Exercise goal: Reproduce every line in the listing that contains the word "Unemployment".

Records shown:
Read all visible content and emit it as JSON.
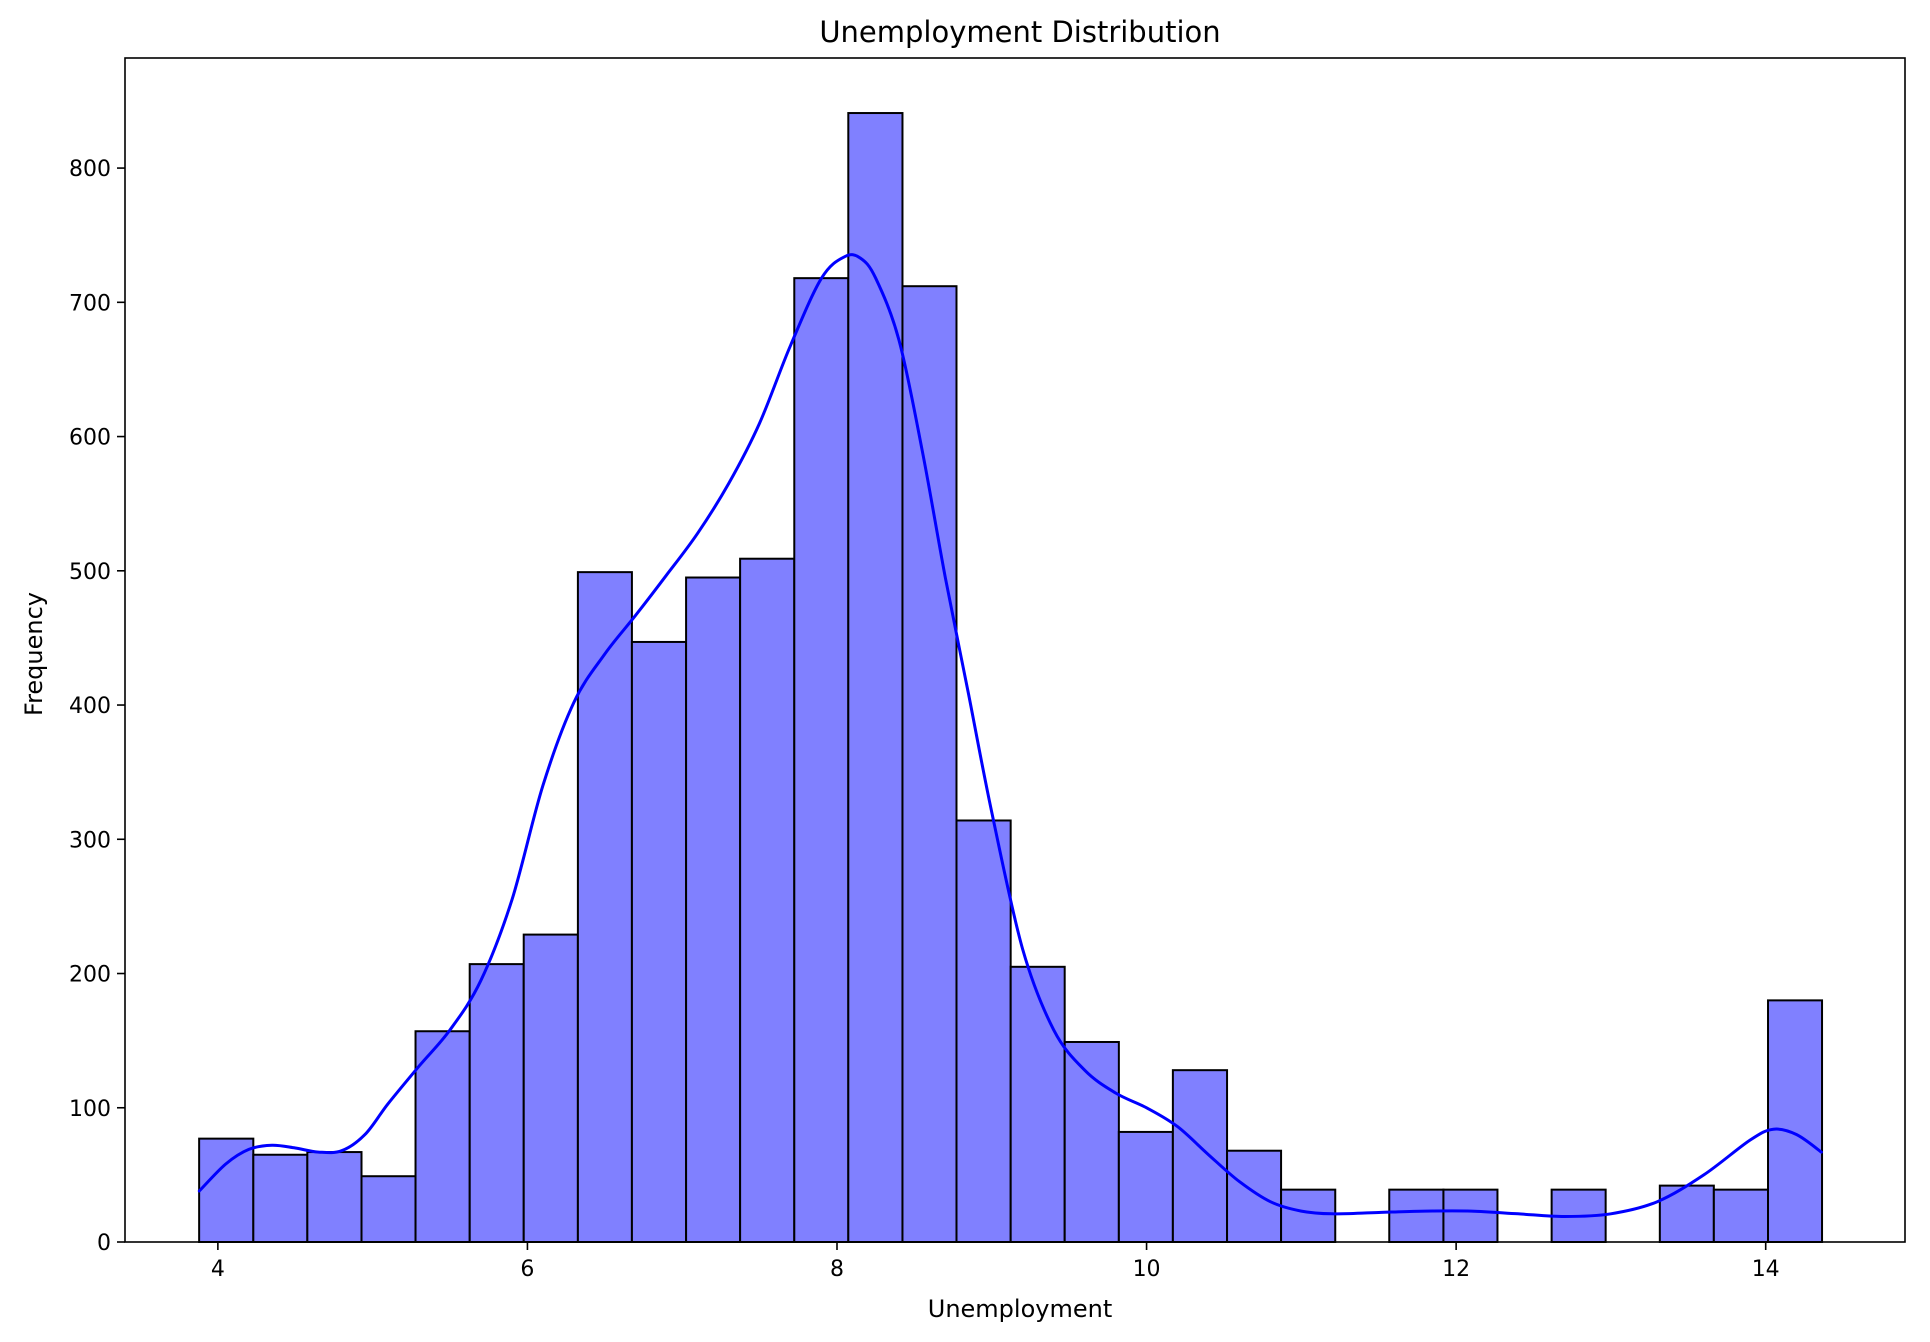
{
  "chart_data": {
    "type": "bar",
    "subtype": "histogram",
    "title": "Unemployment Distribution",
    "xlabel": "Unemployment",
    "ylabel": "Frequency",
    "xlim": [
      3.4,
      14.9
    ],
    "ylim": [
      0,
      882
    ],
    "xticks": [
      4,
      6,
      8,
      10,
      12,
      14
    ],
    "yticks": [
      0,
      100,
      200,
      300,
      400,
      500,
      600,
      700,
      800
    ],
    "grid": false,
    "bar_color": "#8080ff",
    "edge_color": "#000000",
    "kde_color": "#0000ff",
    "bins": [
      {
        "x0": 3.879,
        "x1": 4.229,
        "count": 77
      },
      {
        "x0": 4.229,
        "x1": 4.578,
        "count": 65
      },
      {
        "x0": 4.578,
        "x1": 4.928,
        "count": 67
      },
      {
        "x0": 4.928,
        "x1": 5.277,
        "count": 49
      },
      {
        "x0": 5.277,
        "x1": 5.627,
        "count": 157
      },
      {
        "x0": 5.627,
        "x1": 5.976,
        "count": 207
      },
      {
        "x0": 5.976,
        "x1": 6.326,
        "count": 229
      },
      {
        "x0": 6.326,
        "x1": 6.675,
        "count": 499
      },
      {
        "x0": 6.675,
        "x1": 7.025,
        "count": 447
      },
      {
        "x0": 7.025,
        "x1": 7.374,
        "count": 495
      },
      {
        "x0": 7.374,
        "x1": 7.724,
        "count": 509
      },
      {
        "x0": 7.724,
        "x1": 8.073,
        "count": 718
      },
      {
        "x0": 8.073,
        "x1": 8.423,
        "count": 841
      },
      {
        "x0": 8.423,
        "x1": 8.772,
        "count": 712
      },
      {
        "x0": 8.772,
        "x1": 9.122,
        "count": 314
      },
      {
        "x0": 9.122,
        "x1": 9.471,
        "count": 205
      },
      {
        "x0": 9.471,
        "x1": 9.821,
        "count": 149
      },
      {
        "x0": 9.821,
        "x1": 10.17,
        "count": 82
      },
      {
        "x0": 10.17,
        "x1": 10.52,
        "count": 128
      },
      {
        "x0": 10.52,
        "x1": 10.869,
        "count": 68
      },
      {
        "x0": 10.869,
        "x1": 11.219,
        "count": 39
      },
      {
        "x0": 11.219,
        "x1": 11.568,
        "count": 0
      },
      {
        "x0": 11.568,
        "x1": 11.918,
        "count": 39
      },
      {
        "x0": 11.918,
        "x1": 12.267,
        "count": 39
      },
      {
        "x0": 12.267,
        "x1": 12.617,
        "count": 0
      },
      {
        "x0": 12.617,
        "x1": 12.966,
        "count": 39
      },
      {
        "x0": 12.966,
        "x1": 13.316,
        "count": 0
      },
      {
        "x0": 13.316,
        "x1": 13.665,
        "count": 42
      },
      {
        "x0": 13.665,
        "x1": 14.015,
        "count": 39
      },
      {
        "x0": 14.015,
        "x1": 14.364,
        "count": 180
      }
    ],
    "kde_curve": {
      "x": [
        3.88,
        4.05,
        4.2,
        4.35,
        4.5,
        4.65,
        4.8,
        4.95,
        5.1,
        5.3,
        5.5,
        5.7,
        5.9,
        6.1,
        6.3,
        6.5,
        6.7,
        6.9,
        7.1,
        7.3,
        7.5,
        7.7,
        7.9,
        8.05,
        8.15,
        8.25,
        8.4,
        8.55,
        8.7,
        8.85,
        9.0,
        9.2,
        9.4,
        9.6,
        9.8,
        10.0,
        10.2,
        10.4,
        10.6,
        10.8,
        11.0,
        11.2,
        11.5,
        11.8,
        12.1,
        12.4,
        12.7,
        13.0,
        13.3,
        13.6,
        13.9,
        14.05,
        14.2,
        14.36
      ],
      "y": [
        38,
        58,
        69,
        72,
        70,
        67,
        68,
        80,
        103,
        131,
        158,
        195,
        255,
        340,
        402,
        438,
        467,
        497,
        528,
        565,
        610,
        668,
        718,
        734,
        733,
        718,
        672,
        590,
        495,
        408,
        320,
        218,
        158,
        128,
        111,
        100,
        86,
        65,
        45,
        30,
        23,
        21,
        22,
        23,
        23,
        21,
        19,
        21,
        30,
        50,
        76,
        84,
        80,
        67
      ]
    }
  }
}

Output of the task:
    "title": "Unemployment Distribution",
    "xlabel": "Unemployment",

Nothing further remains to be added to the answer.